Copy the rows from the very first line through the line containing "iso-view-icon[interactable]: [794, 57, 824, 87]", with both of those lines included.
>> begin ITEMS
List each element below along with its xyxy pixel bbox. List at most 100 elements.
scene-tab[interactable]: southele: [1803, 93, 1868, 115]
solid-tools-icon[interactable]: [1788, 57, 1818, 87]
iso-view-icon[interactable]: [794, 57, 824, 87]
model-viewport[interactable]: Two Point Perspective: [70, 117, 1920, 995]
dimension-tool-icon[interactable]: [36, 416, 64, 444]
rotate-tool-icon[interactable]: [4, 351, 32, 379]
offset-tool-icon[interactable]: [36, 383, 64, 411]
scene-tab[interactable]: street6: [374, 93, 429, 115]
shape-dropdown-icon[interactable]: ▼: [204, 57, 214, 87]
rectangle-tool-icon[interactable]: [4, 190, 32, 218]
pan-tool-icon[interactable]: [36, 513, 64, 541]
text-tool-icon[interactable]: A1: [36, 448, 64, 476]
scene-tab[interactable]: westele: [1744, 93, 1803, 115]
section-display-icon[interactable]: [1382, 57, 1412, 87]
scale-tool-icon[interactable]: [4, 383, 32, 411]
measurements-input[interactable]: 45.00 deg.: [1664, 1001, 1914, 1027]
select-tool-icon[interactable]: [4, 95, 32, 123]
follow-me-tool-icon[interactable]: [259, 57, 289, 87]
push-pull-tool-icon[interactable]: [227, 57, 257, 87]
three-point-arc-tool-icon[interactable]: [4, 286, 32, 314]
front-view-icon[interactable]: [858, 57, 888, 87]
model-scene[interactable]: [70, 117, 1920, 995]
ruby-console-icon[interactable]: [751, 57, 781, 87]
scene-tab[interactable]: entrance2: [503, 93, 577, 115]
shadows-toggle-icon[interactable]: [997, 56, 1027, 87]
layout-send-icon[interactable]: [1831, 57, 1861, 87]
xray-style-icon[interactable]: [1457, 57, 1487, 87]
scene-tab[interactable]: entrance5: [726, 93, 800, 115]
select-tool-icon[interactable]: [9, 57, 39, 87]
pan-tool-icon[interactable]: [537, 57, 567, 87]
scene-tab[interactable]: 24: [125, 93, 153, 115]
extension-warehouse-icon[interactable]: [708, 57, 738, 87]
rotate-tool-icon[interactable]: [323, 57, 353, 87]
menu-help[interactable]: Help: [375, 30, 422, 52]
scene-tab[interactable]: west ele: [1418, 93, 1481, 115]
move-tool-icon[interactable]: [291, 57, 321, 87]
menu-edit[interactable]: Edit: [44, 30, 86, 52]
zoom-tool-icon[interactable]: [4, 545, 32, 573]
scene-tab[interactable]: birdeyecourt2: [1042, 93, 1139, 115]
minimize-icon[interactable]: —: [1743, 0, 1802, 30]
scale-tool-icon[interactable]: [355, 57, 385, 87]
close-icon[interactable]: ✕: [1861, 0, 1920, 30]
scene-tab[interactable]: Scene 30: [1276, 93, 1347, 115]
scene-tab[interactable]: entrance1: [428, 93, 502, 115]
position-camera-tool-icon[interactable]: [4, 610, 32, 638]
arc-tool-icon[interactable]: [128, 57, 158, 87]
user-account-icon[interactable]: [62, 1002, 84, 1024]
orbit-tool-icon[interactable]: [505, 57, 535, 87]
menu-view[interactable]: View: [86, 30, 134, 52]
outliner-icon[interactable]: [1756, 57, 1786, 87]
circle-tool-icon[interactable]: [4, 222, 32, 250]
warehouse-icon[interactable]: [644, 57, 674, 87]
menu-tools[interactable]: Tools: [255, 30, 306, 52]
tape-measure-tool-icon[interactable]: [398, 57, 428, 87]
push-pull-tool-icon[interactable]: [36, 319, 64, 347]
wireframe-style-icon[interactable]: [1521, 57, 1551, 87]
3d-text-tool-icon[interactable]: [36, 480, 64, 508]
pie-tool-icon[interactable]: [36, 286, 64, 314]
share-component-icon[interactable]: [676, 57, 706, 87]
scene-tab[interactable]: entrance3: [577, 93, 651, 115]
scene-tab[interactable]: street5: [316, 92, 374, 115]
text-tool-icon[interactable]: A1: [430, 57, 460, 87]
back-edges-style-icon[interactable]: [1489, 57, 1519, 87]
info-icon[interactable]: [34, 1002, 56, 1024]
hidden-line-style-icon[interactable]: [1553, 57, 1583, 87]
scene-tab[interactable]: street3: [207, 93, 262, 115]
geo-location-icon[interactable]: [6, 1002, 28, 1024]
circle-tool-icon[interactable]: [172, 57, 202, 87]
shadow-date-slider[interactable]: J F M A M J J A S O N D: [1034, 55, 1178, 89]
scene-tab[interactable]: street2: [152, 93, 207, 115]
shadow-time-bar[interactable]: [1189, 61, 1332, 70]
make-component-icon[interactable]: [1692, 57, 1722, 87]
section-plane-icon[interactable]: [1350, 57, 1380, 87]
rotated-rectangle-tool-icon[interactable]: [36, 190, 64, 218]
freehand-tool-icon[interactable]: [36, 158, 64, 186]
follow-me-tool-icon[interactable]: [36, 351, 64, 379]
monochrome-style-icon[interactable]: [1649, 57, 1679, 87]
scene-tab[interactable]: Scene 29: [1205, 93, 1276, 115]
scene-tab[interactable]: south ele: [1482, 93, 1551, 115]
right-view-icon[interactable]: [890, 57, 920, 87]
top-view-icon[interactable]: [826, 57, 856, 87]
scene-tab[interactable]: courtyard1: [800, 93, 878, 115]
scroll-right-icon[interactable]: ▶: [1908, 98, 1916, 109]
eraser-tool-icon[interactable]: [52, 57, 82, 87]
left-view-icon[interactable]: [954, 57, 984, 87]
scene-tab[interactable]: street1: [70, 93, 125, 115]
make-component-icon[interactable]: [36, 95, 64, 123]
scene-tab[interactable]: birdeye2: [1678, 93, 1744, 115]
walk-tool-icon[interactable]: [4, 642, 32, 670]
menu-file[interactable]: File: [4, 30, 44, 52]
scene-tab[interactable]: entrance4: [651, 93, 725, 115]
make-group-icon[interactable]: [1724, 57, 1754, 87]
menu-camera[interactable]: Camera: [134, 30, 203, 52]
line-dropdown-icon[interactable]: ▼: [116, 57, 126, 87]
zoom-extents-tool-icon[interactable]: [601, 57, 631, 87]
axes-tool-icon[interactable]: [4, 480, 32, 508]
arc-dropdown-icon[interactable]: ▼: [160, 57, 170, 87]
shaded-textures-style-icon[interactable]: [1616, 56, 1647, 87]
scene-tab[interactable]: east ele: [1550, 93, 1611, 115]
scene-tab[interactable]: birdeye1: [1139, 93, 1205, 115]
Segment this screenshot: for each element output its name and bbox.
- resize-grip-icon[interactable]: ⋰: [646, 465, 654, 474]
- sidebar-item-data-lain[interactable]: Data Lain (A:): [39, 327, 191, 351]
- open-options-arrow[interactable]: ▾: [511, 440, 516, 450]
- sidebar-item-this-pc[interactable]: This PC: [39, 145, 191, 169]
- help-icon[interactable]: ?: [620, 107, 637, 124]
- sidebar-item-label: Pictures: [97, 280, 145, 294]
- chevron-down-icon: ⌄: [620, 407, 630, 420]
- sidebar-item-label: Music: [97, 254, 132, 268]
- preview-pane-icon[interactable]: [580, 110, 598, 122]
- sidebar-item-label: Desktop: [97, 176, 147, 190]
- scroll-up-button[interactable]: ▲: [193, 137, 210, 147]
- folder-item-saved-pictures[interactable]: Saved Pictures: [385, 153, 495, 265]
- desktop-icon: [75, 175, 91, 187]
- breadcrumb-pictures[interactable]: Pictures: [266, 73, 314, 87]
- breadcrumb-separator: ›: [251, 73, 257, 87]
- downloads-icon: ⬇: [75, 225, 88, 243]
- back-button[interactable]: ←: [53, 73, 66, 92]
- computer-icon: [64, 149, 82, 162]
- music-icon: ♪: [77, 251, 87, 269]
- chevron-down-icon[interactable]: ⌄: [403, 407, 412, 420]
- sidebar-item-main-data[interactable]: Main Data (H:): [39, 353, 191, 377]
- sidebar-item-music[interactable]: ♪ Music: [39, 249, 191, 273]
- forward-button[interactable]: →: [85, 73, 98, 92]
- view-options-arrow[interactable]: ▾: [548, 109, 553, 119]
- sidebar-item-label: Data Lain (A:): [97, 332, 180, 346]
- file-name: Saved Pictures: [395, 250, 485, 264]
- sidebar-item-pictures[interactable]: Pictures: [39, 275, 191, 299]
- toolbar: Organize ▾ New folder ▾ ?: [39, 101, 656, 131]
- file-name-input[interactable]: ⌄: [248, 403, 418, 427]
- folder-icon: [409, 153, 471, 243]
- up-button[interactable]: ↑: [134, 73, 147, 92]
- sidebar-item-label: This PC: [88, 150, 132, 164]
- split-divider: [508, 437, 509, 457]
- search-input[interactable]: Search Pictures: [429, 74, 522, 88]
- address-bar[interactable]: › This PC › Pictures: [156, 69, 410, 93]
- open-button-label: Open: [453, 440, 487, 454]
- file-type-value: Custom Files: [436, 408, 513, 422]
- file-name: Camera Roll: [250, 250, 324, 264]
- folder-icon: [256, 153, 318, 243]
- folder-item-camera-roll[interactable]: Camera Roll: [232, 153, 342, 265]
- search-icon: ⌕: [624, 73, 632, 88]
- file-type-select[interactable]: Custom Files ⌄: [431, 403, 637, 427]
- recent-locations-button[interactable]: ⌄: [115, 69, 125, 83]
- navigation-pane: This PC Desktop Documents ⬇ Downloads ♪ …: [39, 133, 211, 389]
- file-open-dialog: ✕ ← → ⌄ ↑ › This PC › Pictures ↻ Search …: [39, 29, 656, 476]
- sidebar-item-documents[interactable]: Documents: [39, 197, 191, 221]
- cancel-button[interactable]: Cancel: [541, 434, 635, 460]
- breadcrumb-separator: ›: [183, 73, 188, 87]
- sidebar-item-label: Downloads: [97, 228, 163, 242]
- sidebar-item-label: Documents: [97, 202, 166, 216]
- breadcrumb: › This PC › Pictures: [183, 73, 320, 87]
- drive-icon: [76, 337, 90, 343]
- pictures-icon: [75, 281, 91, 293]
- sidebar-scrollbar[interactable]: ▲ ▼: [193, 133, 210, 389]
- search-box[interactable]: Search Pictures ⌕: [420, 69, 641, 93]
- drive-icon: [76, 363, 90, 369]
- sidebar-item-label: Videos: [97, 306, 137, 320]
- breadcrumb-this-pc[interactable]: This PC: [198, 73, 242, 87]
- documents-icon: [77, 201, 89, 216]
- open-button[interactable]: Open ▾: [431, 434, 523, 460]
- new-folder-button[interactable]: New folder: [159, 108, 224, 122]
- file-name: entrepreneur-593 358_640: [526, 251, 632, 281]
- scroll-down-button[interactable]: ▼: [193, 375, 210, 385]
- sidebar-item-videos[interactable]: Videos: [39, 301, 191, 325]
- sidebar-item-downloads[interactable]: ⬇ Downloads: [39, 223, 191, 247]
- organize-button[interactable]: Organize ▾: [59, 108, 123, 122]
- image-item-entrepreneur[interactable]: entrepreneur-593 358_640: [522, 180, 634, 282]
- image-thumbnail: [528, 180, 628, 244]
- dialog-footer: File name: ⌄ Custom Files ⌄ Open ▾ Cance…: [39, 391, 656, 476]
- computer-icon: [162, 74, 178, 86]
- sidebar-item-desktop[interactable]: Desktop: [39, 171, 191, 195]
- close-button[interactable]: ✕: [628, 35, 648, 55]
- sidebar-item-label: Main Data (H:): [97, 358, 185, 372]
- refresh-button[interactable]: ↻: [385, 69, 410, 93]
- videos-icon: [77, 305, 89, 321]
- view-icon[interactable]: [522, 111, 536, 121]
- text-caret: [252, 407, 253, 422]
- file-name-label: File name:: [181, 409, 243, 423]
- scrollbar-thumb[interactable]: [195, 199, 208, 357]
>> end ITEMS
▶ ANSWER TO THIS EXERCISE:
List each element below along with its xyxy pixel bbox. List at most 100 elements.
scene-tab[interactable]: southele: [1803, 93, 1868, 115]
solid-tools-icon[interactable]: [1788, 57, 1818, 87]
iso-view-icon[interactable]: [794, 57, 824, 87]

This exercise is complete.